### Dataset excerpts
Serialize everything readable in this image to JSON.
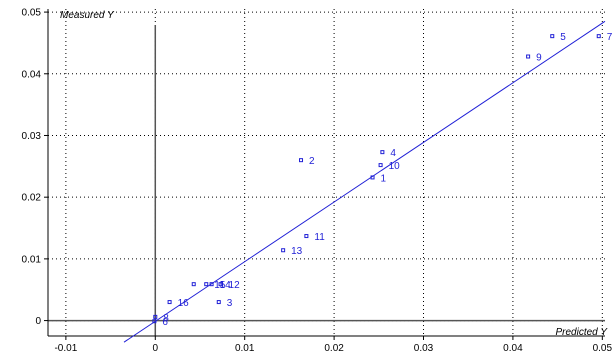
{
  "chart_data": {
    "type": "scatter",
    "title": "",
    "xlabel": "Predicted Y",
    "ylabel": "Measured Y",
    "xlim": [
      -0.012,
      0.0503
    ],
    "ylim": [
      -0.0025,
      0.0505
    ],
    "x_ticks": [
      {
        "value": -0.01,
        "label": "-0.01"
      },
      {
        "value": 0,
        "label": "0"
      },
      {
        "value": 0.01,
        "label": "0.01"
      },
      {
        "value": 0.02,
        "label": "0.02"
      },
      {
        "value": 0.03,
        "label": "0.03"
      },
      {
        "value": 0.04,
        "label": "0.04"
      },
      {
        "value": 0.05,
        "label": "0.05"
      }
    ],
    "y_ticks": [
      {
        "value": 0,
        "label": "0"
      },
      {
        "value": 0.01,
        "label": "0.01"
      },
      {
        "value": 0.02,
        "label": "0.02"
      },
      {
        "value": 0.03,
        "label": "0.03"
      },
      {
        "value": 0.04,
        "label": "0.04"
      },
      {
        "value": 0.05,
        "label": "0.05"
      }
    ],
    "grid": true,
    "colors": {
      "points": "#1f1fd6",
      "fit_line": "#1f1fd6",
      "grid": "#000000",
      "axes": "#000000",
      "zero_lines": "#555555"
    },
    "points": [
      {
        "label": "1",
        "x": 0.0243,
        "y": 0.0232
      },
      {
        "label": "2",
        "x": 0.0163,
        "y": 0.026
      },
      {
        "label": "3",
        "x": 0.0071,
        "y": 0.003
      },
      {
        "label": "4",
        "x": 0.0254,
        "y": 0.0273
      },
      {
        "label": "5",
        "x": 0.0444,
        "y": 0.0461
      },
      {
        "label": "7",
        "x": 0.0496,
        "y": 0.0461
      },
      {
        "label": "8",
        "x": 0.0,
        "y": 0.0006
      },
      {
        "label": "6",
        "x": -0.0001,
        "y": -0.0001
      },
      {
        "label": "9",
        "x": 0.0417,
        "y": 0.0428
      },
      {
        "label": "10",
        "x": 0.0252,
        "y": 0.0252
      },
      {
        "label": "11",
        "x": 0.0169,
        "y": 0.0137
      },
      {
        "label": "13",
        "x": 0.0143,
        "y": 0.0114
      },
      {
        "label": "12",
        "x": 0.0073,
        "y": 0.0059
      },
      {
        "label": "14",
        "x": 0.0063,
        "y": 0.0059
      },
      {
        "label": "15",
        "x": 0.0057,
        "y": 0.0059
      },
      {
        "label": "16",
        "x": 0.0016,
        "y": 0.003
      },
      {
        "label": "",
        "x": 0.0043,
        "y": 0.0059
      }
    ],
    "fit_line": {
      "x": [
        -0.0035,
        0.0503
      ],
      "y": [
        -0.0035,
        0.0485
      ]
    }
  }
}
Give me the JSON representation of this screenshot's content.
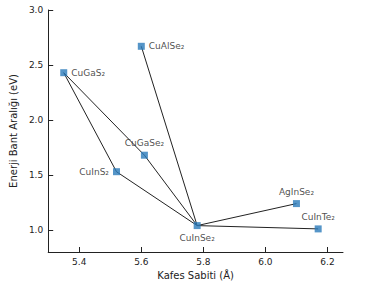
{
  "chart_data": {
    "type": "scatter",
    "x_label": "Kafes Sabiti (Å)",
    "y_label": "Enerji Bant Aralığı (eV)",
    "points": [
      {
        "name": "CuGaS₂",
        "x": 5.35,
        "y": 2.43
      },
      {
        "name": "CuAlSe₂",
        "x": 5.6,
        "y": 2.67
      },
      {
        "name": "CuInS₂",
        "x": 5.52,
        "y": 1.53
      },
      {
        "name": "CuGaSe₂",
        "x": 5.61,
        "y": 1.68
      },
      {
        "name": "CuInSe₂",
        "x": 5.78,
        "y": 1.04
      },
      {
        "name": "AgInSe₂",
        "x": 6.1,
        "y": 1.24
      },
      {
        "name": "CuInTe₂",
        "x": 6.17,
        "y": 1.01
      }
    ],
    "connections": [
      [
        "CuGaS₂",
        "CuInS₂"
      ],
      [
        "CuInS₂",
        "CuInSe₂"
      ],
      [
        "CuGaS₂",
        "CuGaSe₂"
      ],
      [
        "CuGaSe₂",
        "CuInSe₂"
      ],
      [
        "CuAlSe₂",
        "CuInSe₂"
      ],
      [
        "CuInSe₂",
        "AgInSe₂"
      ],
      [
        "CuInSe₂",
        "CuInTe₂"
      ]
    ],
    "color": "#2b7bba",
    "line_color": "#222222",
    "xlim": [
      5.3,
      6.25
    ],
    "xticks": [
      5.4,
      5.6,
      5.8,
      {
        "value": 6.0,
        "label": "6.0"
      },
      6.2
    ],
    "ylim": [
      0.8,
      3.0
    ],
    "yticks": [
      {
        "value": 1.0,
        "label": "1.0"
      },
      1.5,
      {
        "value": 2.0,
        "label": "2.0"
      },
      2.5,
      {
        "value": 3.0,
        "label": "3.0"
      }
    ],
    "data_labels": true,
    "grid": false
  }
}
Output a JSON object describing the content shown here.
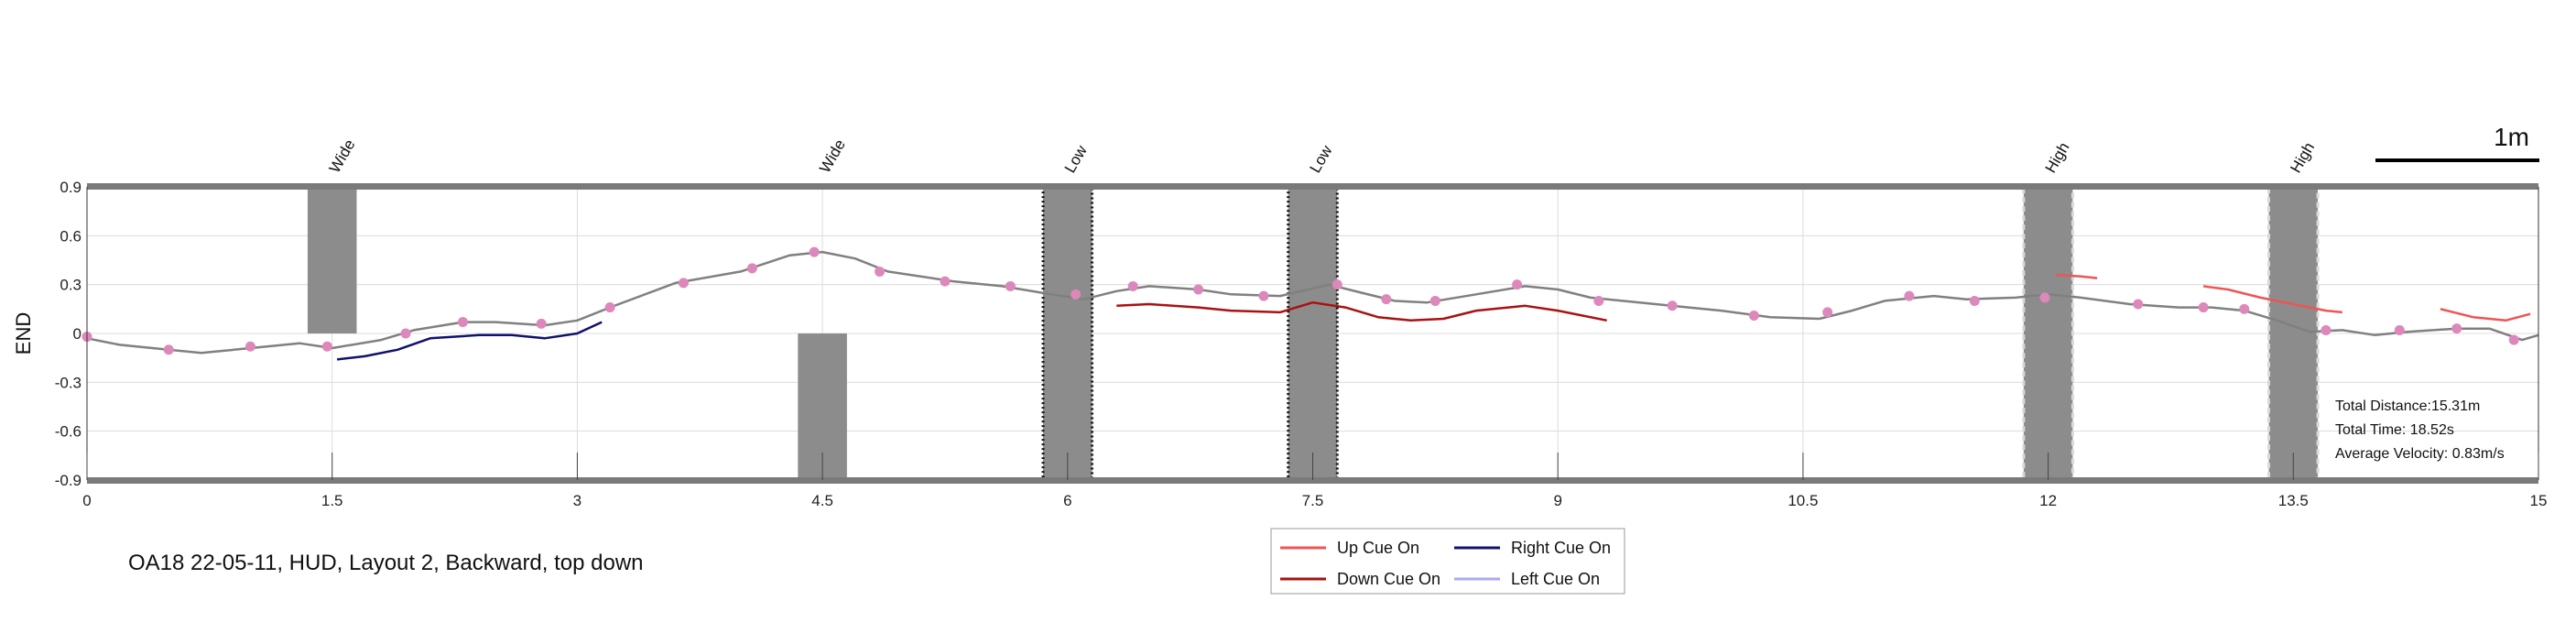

### Stated exercise
Give the material again exactly as it is, but keep the pictures out.

### Result of the exercise
Serialize everything readable in this image to JSON.
{
  "chart_data": {
    "type": "scatter",
    "title": "",
    "xlabel": "Predicted Y",
    "ylabel": "Measured Y",
    "xlim": [
      -0.012,
      0.0503
    ],
    "ylim": [
      -0.0025,
      0.0505
    ],
    "x_ticks": [
      {
        "value": -0.01,
        "label": "-0.01"
      },
      {
        "value": 0,
        "label": "0"
      },
      {
        "value": 0.01,
        "label": "0.01"
      },
      {
        "value": 0.02,
        "label": "0.02"
      },
      {
        "value": 0.03,
        "label": "0.03"
      },
      {
        "value": 0.04,
        "label": "0.04"
      },
      {
        "value": 0.05,
        "label": "0.05"
      }
    ],
    "y_ticks": [
      {
        "value": 0,
        "label": "0"
      },
      {
        "value": 0.01,
        "label": "0.01"
      },
      {
        "value": 0.02,
        "label": "0.02"
      },
      {
        "value": 0.03,
        "label": "0.03"
      },
      {
        "value": 0.04,
        "label": "0.04"
      },
      {
        "value": 0.05,
        "label": "0.05"
      }
    ],
    "grid": true,
    "colors": {
      "points": "#1f1fd6",
      "fit_line": "#1f1fd6",
      "grid": "#000000",
      "axes": "#000000",
      "zero_lines": "#555555"
    },
    "points": [
      {
        "label": "1",
        "x": 0.0243,
        "y": 0.0232
      },
      {
        "label": "2",
        "x": 0.0163,
        "y": 0.026
      },
      {
        "label": "3",
        "x": 0.0071,
        "y": 0.003
      },
      {
        "label": "4",
        "x": 0.0254,
        "y": 0.0273
      },
      {
        "label": "5",
        "x": 0.0444,
        "y": 0.0461
      },
      {
        "label": "7",
        "x": 0.0496,
        "y": 0.0461
      },
      {
        "label": "8",
        "x": 0.0,
        "y": 0.0006
      },
      {
        "label": "6",
        "x": -0.0001,
        "y": -0.0001
      },
      {
        "label": "9",
        "x": 0.0417,
        "y": 0.0428
      },
      {
        "label": "10",
        "x": 0.0252,
        "y": 0.0252
      },
      {
        "label": "11",
        "x": 0.0169,
        "y": 0.0137
      },
      {
        "label": "13",
        "x": 0.0143,
        "y": 0.0114
      },
      {
        "label": "12",
        "x": 0.0073,
        "y": 0.0059
      },
      {
        "label": "14",
        "x": 0.0063,
        "y": 0.0059
      },
      {
        "label": "15",
        "x": 0.0057,
        "y": 0.0059
      },
      {
        "label": "16",
        "x": 0.0016,
        "y": 0.003
      },
      {
        "label": "",
        "x": 0.0043,
        "y": 0.0059
      }
    ],
    "fit_line": {
      "x": [
        -0.0035,
        0.0503
      ],
      "y": [
        -0.0035,
        0.0485
      ]
    }
  }
}
Give me the JSON representation of this screenshot's content.
{
  "chart_data": {
    "type": "scatter",
    "x_label": "Kafes Sabiti (Å)",
    "y_label": "Enerji Bant Aralığı (eV)",
    "points": [
      {
        "name": "CuGaS₂",
        "x": 5.35,
        "y": 2.43
      },
      {
        "name": "CuAlSe₂",
        "x": 5.6,
        "y": 2.67
      },
      {
        "name": "CuInS₂",
        "x": 5.52,
        "y": 1.53
      },
      {
        "name": "CuGaSe₂",
        "x": 5.61,
        "y": 1.68
      },
      {
        "name": "CuInSe₂",
        "x": 5.78,
        "y": 1.04
      },
      {
        "name": "AgInSe₂",
        "x": 6.1,
        "y": 1.24
      },
      {
        "name": "CuInTe₂",
        "x": 6.17,
        "y": 1.01
      }
    ],
    "connections": [
      [
        "CuGaS₂",
        "CuInS₂"
      ],
      [
        "CuInS₂",
        "CuInSe₂"
      ],
      [
        "CuGaS₂",
        "CuGaSe₂"
      ],
      [
        "CuGaSe₂",
        "CuInSe₂"
      ],
      [
        "CuAlSe₂",
        "CuInSe₂"
      ],
      [
        "CuInSe₂",
        "AgInSe₂"
      ],
      [
        "CuInSe₂",
        "CuInTe₂"
      ]
    ],
    "color": "#2b7bba",
    "line_color": "#222222",
    "xlim": [
      5.3,
      6.25
    ],
    "xticks": [
      5.4,
      5.6,
      5.8,
      {
        "value": 6.0,
        "label": "6.0"
      },
      6.2
    ],
    "ylim": [
      0.8,
      3.0
    ],
    "yticks": [
      {
        "value": 1.0,
        "label": "1.0"
      },
      1.5,
      {
        "value": 2.0,
        "label": "2.0"
      },
      2.5,
      {
        "value": 3.0,
        "label": "3.0"
      }
    ],
    "data_labels": true,
    "grid": false
  }
}
Output a JSON object describing the content shown here.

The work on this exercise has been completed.